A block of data

▬▬▬

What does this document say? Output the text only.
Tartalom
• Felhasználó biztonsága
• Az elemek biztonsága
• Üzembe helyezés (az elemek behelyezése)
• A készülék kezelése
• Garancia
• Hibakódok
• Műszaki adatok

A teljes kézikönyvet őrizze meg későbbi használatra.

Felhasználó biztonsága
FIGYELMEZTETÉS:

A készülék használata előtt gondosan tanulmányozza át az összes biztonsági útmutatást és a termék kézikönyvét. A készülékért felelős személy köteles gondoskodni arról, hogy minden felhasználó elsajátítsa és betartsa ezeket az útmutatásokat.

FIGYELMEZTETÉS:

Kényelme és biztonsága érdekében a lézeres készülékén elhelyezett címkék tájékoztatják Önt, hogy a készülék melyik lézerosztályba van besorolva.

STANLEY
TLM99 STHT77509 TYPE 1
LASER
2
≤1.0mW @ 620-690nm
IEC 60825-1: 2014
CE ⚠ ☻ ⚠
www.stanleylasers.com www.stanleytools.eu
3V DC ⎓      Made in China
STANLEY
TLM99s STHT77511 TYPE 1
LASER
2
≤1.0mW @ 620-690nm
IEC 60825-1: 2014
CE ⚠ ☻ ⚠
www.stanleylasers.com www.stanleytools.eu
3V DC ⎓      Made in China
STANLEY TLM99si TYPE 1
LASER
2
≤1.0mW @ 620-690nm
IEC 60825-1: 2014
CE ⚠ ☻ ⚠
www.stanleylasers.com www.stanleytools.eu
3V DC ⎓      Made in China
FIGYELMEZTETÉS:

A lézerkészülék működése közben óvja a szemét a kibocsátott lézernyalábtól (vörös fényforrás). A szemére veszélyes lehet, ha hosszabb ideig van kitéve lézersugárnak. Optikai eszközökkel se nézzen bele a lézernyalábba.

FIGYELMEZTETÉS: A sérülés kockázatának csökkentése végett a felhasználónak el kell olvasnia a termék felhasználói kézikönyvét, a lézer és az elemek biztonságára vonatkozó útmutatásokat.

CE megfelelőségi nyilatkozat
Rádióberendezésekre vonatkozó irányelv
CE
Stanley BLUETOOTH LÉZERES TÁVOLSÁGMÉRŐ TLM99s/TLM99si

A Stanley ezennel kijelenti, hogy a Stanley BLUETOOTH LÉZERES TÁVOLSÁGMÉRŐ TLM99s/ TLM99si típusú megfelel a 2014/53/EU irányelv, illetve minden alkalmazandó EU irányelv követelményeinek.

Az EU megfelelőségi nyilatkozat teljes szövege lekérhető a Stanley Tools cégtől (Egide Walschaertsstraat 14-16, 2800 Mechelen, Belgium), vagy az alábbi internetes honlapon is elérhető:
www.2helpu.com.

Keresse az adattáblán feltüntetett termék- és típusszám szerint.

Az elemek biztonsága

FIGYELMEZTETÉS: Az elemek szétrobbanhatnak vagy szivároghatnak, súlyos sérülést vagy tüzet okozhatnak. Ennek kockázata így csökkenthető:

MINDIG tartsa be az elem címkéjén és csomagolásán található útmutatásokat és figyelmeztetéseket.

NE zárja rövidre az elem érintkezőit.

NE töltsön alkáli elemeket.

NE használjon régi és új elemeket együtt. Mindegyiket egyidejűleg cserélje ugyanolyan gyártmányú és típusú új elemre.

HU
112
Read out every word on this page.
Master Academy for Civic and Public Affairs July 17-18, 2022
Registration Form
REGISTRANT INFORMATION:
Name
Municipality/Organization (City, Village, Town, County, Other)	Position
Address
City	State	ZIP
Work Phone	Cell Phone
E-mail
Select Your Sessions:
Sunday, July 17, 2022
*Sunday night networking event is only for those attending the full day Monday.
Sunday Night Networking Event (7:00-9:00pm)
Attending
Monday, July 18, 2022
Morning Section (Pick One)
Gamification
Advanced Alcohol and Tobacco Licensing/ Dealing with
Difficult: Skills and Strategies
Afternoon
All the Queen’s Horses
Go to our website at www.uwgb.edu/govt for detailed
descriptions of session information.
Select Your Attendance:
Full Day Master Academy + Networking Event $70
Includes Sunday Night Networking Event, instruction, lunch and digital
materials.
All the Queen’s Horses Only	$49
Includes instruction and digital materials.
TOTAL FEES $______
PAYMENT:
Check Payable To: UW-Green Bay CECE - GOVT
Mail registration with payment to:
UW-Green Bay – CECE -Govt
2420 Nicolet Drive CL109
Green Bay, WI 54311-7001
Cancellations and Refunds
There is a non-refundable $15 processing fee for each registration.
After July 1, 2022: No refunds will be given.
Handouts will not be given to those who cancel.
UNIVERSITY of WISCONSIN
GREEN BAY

▬▬▬

* STATED PROBLEM:
Write the whole listing out again. Keep every line exactly as it is.

* COMPLETE ANSWER:
What does this document say? Output the text only.
Tartalom
• Felhasználó biztonsága
• Az elemek biztonsága
• Üzembe helyezés (az elemek behelyezése)
• A készülék kezelése
• Garancia
• Hibakódok
• Műszaki adatok

A teljes kézikönyvet őrizze meg későbbi használatra.

Felhasználó biztonsága
FIGYELMEZTETÉS:

A készülék használata előtt gondosan tanulmányozza át az összes biztonsági útmutatást és a termék kézikönyvét. A készülékért felelős személy köteles gondoskodni arról, hogy minden felhasználó elsajátítsa és betartsa ezeket az útmutatásokat.

FIGYELMEZTETÉS:

Kényelme és biztonsága érdekében a lézeres készülékén elhelyezett címkék tájékoztatják Önt, hogy a készülék melyik lézerosztályba van besorolva.

STANLEY
TLM99 STHT77509 TYPE 1
LASER
2
≤1.0mW @ 620-690nm
IEC 60825-1: 2014
CE ⚠ ☻ ⚠
www.stanleylasers.com www.stanleytools.eu
3V DC ⎓      Made in China
STANLEY
TLM99s STHT77511 TYPE 1
LASER
2
≤1.0mW @ 620-690nm
IEC 60825-1: 2014
CE ⚠ ☻ ⚠
www.stanleylasers.com www.stanleytools.eu
3V DC ⎓      Made in China
STANLEY TLM99si TYPE 1
LASER
2
≤1.0mW @ 620-690nm
IEC 60825-1: 2014
CE ⚠ ☻ ⚠
www.stanleylasers.com www.stanleytools.eu
3V DC ⎓      Made in China
FIGYELMEZTETÉS:

A lézerkészülék működése közben óvja a szemét a kibocsátott lézernyalábtól (vörös fényforrás). A szemére veszélyes lehet, ha hosszabb ideig van kitéve lézersugárnak. Optikai eszközökkel se nézzen bele a lézernyalábba.

FIGYELMEZTETÉS: A sérülés kockázatának csökkentése végett a felhasználónak el kell olvasnia a termék felhasználói kézikönyvét, a lézer és az elemek biztonságára vonatkozó útmutatásokat.

CE megfelelőségi nyilatkozat
Rádióberendezésekre vonatkozó irányelv
CE
Stanley BLUETOOTH LÉZERES TÁVOLSÁGMÉRŐ TLM99s/TLM99si

A Stanley ezennel kijelenti, hogy a Stanley BLUETOOTH LÉZERES TÁVOLSÁGMÉRŐ TLM99s/ TLM99si típusú megfelel a 2014/53/EU irányelv, illetve minden alkalmazandó EU irányelv követelményeinek.

Az EU megfelelőségi nyilatkozat teljes szövege lekérhető a Stanley Tools cégtől (Egide Walschaertsstraat 14-16, 2800 Mechelen, Belgium), vagy az alábbi internetes honlapon is elérhető:
www.2helpu.com.

Keresse az adattáblán feltüntetett termék- és típusszám szerint.

Az elemek biztonsága

FIGYELMEZTETÉS: Az elemek szétrobbanhatnak vagy szivároghatnak, súlyos sérülést vagy tüzet okozhatnak. Ennek kockázata így csökkenthető:

MINDIG tartsa be az elem címkéjén és csomagolásán található útmutatásokat és figyelmeztetéseket.

NE zárja rövidre az elem érintkezőit.

NE töltsön alkáli elemeket.

NE használjon régi és új elemeket együtt. Mindegyiket egyidejűleg cserélje ugyanolyan gyártmányú és típusú új elemre.

HU
112
Read out every word on this page.
Master Academy for Civic and Public Affairs July 17-18, 2022
Registration Form
REGISTRANT INFORMATION:
Name
Municipality/Organization (City, Village, Town, County, Other)	Position
Address
City	State	ZIP
Work Phone	Cell Phone
E-mail
Select Your Sessions:
Sunday, July 17, 2022
*Sunday night networking event is only for those attending the full day Monday.
Sunday Night Networking Event (7:00-9:00pm)
Attending
Monday, July 18, 2022
Morning Section (Pick One)
Gamification
Advanced Alcohol and Tobacco Licensing/ Dealing with
Difficult: Skills and Strategies
Afternoon
All the Queen’s Horses
Go to our website at www.uwgb.edu/govt for detailed
descriptions of session information.
Select Your Attendance:
Full Day Master Academy + Networking Event $70
Includes Sunday Night Networking Event, instruction, lunch and digital
materials.
All the Queen’s Horses Only	$49
Includes instruction and digital materials.
TOTAL FEES $______
PAYMENT:
Check Payable To: UW-Green Bay CECE - GOVT
Mail registration with payment to:
UW-Green Bay – CECE -Govt
2420 Nicolet Drive CL109
Green Bay, WI 54311-7001
Cancellations and Refunds
There is a non-refundable $15 processing fee for each registration.
After July 1, 2022: No refunds will be given.
Handouts will not be given to those who cancel.
UNIVERSITY of WISCONSIN
GREEN BAY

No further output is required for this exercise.